Start
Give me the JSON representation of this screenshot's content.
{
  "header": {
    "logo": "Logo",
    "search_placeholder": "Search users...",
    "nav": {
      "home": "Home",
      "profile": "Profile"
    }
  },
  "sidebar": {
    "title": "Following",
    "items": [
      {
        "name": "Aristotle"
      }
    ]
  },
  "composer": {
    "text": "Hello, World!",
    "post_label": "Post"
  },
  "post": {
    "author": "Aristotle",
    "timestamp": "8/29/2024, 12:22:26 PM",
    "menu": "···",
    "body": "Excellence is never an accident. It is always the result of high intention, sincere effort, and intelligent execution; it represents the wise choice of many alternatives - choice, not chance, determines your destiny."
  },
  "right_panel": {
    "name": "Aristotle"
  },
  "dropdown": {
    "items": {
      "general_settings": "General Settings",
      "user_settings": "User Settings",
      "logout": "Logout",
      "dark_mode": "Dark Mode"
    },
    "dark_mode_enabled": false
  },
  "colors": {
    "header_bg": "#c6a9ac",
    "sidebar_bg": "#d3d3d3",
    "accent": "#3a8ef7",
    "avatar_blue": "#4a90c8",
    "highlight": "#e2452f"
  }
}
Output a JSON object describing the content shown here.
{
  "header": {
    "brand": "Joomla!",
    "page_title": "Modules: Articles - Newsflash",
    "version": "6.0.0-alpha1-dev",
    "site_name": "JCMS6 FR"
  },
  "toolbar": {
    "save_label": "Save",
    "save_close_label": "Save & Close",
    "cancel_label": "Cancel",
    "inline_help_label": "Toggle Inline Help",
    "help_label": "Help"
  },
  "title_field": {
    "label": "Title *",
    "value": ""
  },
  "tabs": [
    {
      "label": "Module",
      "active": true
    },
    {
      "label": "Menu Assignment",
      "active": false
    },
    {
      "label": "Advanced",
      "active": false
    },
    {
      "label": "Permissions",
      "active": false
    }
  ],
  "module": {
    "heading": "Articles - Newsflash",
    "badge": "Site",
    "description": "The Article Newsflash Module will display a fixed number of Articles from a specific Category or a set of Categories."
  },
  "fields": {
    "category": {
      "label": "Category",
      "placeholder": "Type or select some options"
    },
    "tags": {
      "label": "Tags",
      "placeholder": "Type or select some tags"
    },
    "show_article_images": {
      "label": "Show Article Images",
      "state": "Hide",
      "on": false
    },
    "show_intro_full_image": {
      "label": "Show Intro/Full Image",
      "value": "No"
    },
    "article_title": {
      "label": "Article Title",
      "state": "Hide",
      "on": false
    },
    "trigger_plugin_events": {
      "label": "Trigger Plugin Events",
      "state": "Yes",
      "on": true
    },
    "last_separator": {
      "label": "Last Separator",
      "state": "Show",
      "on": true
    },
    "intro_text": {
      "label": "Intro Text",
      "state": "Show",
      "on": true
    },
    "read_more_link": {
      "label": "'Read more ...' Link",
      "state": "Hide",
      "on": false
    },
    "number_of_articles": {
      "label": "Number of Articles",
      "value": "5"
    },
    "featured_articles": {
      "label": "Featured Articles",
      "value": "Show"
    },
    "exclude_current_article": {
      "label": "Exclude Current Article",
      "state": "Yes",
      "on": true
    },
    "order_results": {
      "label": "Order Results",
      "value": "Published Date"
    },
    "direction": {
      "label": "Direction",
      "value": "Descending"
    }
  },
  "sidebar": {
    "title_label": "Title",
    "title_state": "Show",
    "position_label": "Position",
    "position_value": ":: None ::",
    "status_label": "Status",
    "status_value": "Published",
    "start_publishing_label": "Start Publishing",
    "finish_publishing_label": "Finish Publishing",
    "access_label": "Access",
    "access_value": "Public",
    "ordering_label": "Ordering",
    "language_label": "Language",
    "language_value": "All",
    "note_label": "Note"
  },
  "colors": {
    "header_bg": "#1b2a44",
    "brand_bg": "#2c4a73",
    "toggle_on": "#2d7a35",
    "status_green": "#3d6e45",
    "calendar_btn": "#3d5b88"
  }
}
End
DIRECTIONS FOR THIS TASK – Each entry must be reproduced verbatim.

ANSWER FOR THIS EXERCISE –
Give me the JSON representation of this screenshot's content.
{
  "header": {
    "logo": "Logo",
    "search_placeholder": "Search users...",
    "nav": {
      "home": "Home",
      "profile": "Profile"
    }
  },
  "sidebar": {
    "title": "Following",
    "items": [
      {
        "name": "Aristotle"
      }
    ]
  },
  "composer": {
    "text": "Hello, World!",
    "post_label": "Post"
  },
  "post": {
    "author": "Aristotle",
    "timestamp": "8/29/2024, 12:22:26 PM",
    "menu": "···",
    "body": "Excellence is never an accident. It is always the result of high intention, sincere effort, and intelligent execution; it represents the wise choice of many alternatives - choice, not chance, determines your destiny."
  },
  "right_panel": {
    "name": "Aristotle"
  },
  "dropdown": {
    "items": {
      "general_settings": "General Settings",
      "user_settings": "User Settings",
      "logout": "Logout",
      "dark_mode": "Dark Mode"
    },
    "dark_mode_enabled": false
  },
  "colors": {
    "header_bg": "#c6a9ac",
    "sidebar_bg": "#d3d3d3",
    "accent": "#3a8ef7",
    "avatar_blue": "#4a90c8",
    "highlight": "#e2452f"
  }
}
Output a JSON object describing the content shown here.
{
  "header": {
    "brand": "Joomla!",
    "page_title": "Modules: Articles - Newsflash",
    "version": "6.0.0-alpha1-dev",
    "site_name": "JCMS6 FR"
  },
  "toolbar": {
    "save_label": "Save",
    "save_close_label": "Save & Close",
    "cancel_label": "Cancel",
    "inline_help_label": "Toggle Inline Help",
    "help_label": "Help"
  },
  "title_field": {
    "label": "Title *",
    "value": ""
  },
  "tabs": [
    {
      "label": "Module",
      "active": true
    },
    {
      "label": "Menu Assignment",
      "active": false
    },
    {
      "label": "Advanced",
      "active": false
    },
    {
      "label": "Permissions",
      "active": false
    }
  ],
  "module": {
    "heading": "Articles - Newsflash",
    "badge": "Site",
    "description": "The Article Newsflash Module will display a fixed number of Articles from a specific Category or a set of Categories."
  },
  "fields": {
    "category": {
      "label": "Category",
      "placeholder": "Type or select some options"
    },
    "tags": {
      "label": "Tags",
      "placeholder": "Type or select some tags"
    },
    "show_article_images": {
      "label": "Show Article Images",
      "state": "Hide",
      "on": false
    },
    "show_intro_full_image": {
      "label": "Show Intro/Full Image",
      "value": "No"
    },
    "article_title": {
      "label": "Article Title",
      "state": "Hide",
      "on": false
    },
    "trigger_plugin_events": {
      "label": "Trigger Plugin Events",
      "state": "Yes",
      "on": true
    },
    "last_separator": {
      "label": "Last Separator",
      "state": "Show",
      "on": true
    },
    "intro_text": {
      "label": "Intro Text",
      "state": "Show",
      "on": true
    },
    "read_more_link": {
      "label": "'Read more ...' Link",
      "state": "Hide",
      "on": false
    },
    "number_of_articles": {
      "label": "Number of Articles",
      "value": "5"
    },
    "featured_articles": {
      "label": "Featured Articles",
      "value": "Show"
    },
    "exclude_current_article": {
      "label": "Exclude Current Article",
      "state": "Yes",
      "on": true
    },
    "order_results": {
      "label": "Order Results",
      "value": "Published Date"
    },
    "direction": {
      "label": "Direction",
      "value": "Descending"
    }
  },
  "sidebar": {
    "title_label": "Title",
    "title_state": "Show",
    "position_label": "Position",
    "position_value": ":: None ::",
    "status_label": "Status",
    "status_value": "Published",
    "start_publishing_label": "Start Publishing",
    "finish_publishing_label": "Finish Publishing",
    "access_label": "Access",
    "access_value": "Public",
    "ordering_label": "Ordering",
    "language_label": "Language",
    "language_value": "All",
    "note_label": "Note"
  },
  "colors": {
    "header_bg": "#1b2a44",
    "brand_bg": "#2c4a73",
    "toggle_on": "#2d7a35",
    "status_green": "#3d6e45",
    "calendar_btn": "#3d5b88"
  }
}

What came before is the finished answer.